(WHAT YOU NEED TO DO): Filter the entries that follow, copying every line in which the word "data" appears.

(RECORD SET):
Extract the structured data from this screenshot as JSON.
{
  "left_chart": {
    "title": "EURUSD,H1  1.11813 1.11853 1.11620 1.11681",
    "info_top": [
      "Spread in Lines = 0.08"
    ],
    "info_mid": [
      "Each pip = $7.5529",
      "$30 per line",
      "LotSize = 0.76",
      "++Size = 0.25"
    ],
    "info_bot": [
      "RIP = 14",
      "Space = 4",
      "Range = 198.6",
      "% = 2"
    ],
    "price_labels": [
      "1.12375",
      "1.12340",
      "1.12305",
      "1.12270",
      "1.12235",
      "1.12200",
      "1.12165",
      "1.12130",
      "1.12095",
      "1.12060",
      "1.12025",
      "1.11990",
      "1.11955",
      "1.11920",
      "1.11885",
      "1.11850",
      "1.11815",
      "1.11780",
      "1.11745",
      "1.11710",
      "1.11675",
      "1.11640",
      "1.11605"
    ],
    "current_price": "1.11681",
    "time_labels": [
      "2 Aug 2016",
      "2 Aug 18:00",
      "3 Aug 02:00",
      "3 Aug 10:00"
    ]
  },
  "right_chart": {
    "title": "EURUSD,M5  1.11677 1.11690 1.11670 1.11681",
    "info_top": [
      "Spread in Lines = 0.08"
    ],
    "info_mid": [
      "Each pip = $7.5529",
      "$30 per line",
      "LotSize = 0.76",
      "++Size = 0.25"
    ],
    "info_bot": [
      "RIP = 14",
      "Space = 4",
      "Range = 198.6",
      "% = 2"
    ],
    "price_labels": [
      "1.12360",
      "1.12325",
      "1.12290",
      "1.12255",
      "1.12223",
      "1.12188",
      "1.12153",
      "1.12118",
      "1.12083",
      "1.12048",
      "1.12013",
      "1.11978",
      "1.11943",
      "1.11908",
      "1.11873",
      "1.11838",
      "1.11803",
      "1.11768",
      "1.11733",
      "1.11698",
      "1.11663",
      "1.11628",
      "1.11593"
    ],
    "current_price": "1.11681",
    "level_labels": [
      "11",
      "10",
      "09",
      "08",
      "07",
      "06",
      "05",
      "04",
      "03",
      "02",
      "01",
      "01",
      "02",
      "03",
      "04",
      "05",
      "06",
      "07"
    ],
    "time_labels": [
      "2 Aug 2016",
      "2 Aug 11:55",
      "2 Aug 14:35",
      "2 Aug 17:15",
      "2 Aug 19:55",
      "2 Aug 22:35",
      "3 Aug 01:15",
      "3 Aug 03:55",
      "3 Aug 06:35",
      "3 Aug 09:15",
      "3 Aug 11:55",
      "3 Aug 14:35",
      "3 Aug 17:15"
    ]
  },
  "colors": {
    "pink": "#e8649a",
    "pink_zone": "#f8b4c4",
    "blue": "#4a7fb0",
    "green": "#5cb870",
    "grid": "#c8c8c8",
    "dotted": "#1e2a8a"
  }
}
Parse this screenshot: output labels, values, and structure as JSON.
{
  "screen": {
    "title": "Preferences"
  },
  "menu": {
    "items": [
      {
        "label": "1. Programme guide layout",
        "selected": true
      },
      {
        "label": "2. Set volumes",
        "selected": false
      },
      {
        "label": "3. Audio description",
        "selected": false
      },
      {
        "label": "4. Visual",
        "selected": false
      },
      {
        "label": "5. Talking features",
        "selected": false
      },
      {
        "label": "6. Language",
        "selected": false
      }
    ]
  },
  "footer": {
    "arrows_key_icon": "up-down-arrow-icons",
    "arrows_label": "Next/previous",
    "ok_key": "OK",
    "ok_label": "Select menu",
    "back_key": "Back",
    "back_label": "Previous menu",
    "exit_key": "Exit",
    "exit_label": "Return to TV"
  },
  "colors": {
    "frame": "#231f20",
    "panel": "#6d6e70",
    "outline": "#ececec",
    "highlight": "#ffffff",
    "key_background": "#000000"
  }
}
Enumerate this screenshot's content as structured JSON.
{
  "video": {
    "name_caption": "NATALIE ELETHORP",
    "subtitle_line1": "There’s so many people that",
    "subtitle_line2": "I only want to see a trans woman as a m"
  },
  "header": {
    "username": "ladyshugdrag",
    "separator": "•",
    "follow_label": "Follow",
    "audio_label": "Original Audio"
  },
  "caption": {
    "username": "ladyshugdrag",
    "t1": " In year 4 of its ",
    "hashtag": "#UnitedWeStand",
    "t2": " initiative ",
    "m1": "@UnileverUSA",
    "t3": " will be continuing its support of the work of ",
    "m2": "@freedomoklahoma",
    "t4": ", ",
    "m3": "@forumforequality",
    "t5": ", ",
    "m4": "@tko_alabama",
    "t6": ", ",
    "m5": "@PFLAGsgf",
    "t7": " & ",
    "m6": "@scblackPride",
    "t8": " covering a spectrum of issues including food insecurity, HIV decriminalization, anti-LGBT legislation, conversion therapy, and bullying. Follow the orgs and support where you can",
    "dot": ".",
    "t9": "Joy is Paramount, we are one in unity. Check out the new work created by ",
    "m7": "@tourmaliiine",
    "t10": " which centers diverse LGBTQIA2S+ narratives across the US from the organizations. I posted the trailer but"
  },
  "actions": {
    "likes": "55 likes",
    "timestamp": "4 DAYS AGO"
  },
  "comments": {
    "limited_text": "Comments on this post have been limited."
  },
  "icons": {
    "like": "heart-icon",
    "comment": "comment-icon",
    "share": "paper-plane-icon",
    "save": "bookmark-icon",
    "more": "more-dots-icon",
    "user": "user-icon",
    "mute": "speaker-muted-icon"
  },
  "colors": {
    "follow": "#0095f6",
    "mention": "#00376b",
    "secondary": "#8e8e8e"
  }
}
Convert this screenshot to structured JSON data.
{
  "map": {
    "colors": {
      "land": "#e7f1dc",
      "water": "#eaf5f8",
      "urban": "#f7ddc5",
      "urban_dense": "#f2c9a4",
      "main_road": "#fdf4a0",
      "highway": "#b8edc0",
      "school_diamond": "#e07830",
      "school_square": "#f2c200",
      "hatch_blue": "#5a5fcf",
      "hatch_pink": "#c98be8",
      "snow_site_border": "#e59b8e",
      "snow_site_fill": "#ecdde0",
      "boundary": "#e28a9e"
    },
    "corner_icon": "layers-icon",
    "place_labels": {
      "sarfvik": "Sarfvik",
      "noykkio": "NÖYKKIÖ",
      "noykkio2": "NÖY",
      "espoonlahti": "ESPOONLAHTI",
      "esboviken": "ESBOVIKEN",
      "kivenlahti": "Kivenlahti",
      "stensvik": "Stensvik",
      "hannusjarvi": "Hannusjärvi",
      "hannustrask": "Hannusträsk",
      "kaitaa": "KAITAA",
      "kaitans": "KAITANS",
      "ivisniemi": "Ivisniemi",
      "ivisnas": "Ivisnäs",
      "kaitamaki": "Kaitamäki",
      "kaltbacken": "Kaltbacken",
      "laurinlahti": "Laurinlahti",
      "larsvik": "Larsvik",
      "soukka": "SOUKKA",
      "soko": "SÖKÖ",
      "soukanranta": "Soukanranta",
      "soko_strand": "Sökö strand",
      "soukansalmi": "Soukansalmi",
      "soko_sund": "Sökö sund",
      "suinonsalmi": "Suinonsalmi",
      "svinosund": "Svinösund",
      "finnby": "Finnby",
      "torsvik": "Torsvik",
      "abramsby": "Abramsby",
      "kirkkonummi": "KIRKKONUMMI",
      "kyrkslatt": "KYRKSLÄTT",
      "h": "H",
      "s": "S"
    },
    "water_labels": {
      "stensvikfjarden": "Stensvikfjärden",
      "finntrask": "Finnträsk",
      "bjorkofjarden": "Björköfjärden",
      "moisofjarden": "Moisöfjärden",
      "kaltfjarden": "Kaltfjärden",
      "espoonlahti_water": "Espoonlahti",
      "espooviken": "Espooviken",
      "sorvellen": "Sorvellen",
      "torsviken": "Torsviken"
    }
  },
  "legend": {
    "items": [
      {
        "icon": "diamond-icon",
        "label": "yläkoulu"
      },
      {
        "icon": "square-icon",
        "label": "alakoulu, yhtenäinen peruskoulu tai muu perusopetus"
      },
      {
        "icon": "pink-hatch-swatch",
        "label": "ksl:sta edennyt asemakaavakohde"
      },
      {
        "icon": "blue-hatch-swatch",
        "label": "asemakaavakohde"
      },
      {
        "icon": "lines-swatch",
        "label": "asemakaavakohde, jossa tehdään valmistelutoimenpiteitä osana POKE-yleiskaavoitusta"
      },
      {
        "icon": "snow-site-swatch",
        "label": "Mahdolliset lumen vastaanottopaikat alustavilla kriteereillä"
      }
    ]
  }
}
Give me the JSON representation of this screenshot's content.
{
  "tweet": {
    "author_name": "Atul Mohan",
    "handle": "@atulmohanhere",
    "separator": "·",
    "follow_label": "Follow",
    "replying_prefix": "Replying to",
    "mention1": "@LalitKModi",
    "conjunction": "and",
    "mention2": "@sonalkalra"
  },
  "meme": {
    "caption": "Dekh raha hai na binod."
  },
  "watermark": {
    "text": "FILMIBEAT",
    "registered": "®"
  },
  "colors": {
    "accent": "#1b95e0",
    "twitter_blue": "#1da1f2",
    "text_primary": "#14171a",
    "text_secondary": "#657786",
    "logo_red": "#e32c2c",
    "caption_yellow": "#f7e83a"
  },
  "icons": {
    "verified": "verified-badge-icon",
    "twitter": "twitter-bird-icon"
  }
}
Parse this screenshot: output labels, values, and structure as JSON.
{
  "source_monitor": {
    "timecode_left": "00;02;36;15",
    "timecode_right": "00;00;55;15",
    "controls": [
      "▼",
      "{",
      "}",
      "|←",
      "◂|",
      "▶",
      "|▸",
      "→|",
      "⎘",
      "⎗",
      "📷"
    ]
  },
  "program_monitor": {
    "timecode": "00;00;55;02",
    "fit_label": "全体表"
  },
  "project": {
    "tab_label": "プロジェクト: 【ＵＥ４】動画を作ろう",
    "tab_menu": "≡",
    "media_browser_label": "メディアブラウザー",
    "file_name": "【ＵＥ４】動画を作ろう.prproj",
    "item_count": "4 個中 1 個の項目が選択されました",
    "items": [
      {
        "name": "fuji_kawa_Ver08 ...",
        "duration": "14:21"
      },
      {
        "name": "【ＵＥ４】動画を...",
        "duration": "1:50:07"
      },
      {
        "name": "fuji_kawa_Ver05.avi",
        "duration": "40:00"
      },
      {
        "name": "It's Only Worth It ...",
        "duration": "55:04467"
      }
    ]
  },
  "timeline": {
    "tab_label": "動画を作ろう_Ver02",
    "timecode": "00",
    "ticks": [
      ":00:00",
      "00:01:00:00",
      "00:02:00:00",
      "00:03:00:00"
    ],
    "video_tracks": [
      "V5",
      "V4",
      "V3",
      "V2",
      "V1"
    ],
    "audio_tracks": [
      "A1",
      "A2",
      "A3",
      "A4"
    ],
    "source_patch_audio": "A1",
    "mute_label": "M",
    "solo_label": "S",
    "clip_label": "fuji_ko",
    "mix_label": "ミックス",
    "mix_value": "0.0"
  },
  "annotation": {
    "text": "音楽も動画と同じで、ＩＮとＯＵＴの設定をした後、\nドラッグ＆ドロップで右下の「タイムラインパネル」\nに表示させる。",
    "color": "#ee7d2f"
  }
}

(RESPONSE TO THE EXERCISE):
Extract the structured data from this screenshot as JSON.
Convert this screenshot to structured JSON data.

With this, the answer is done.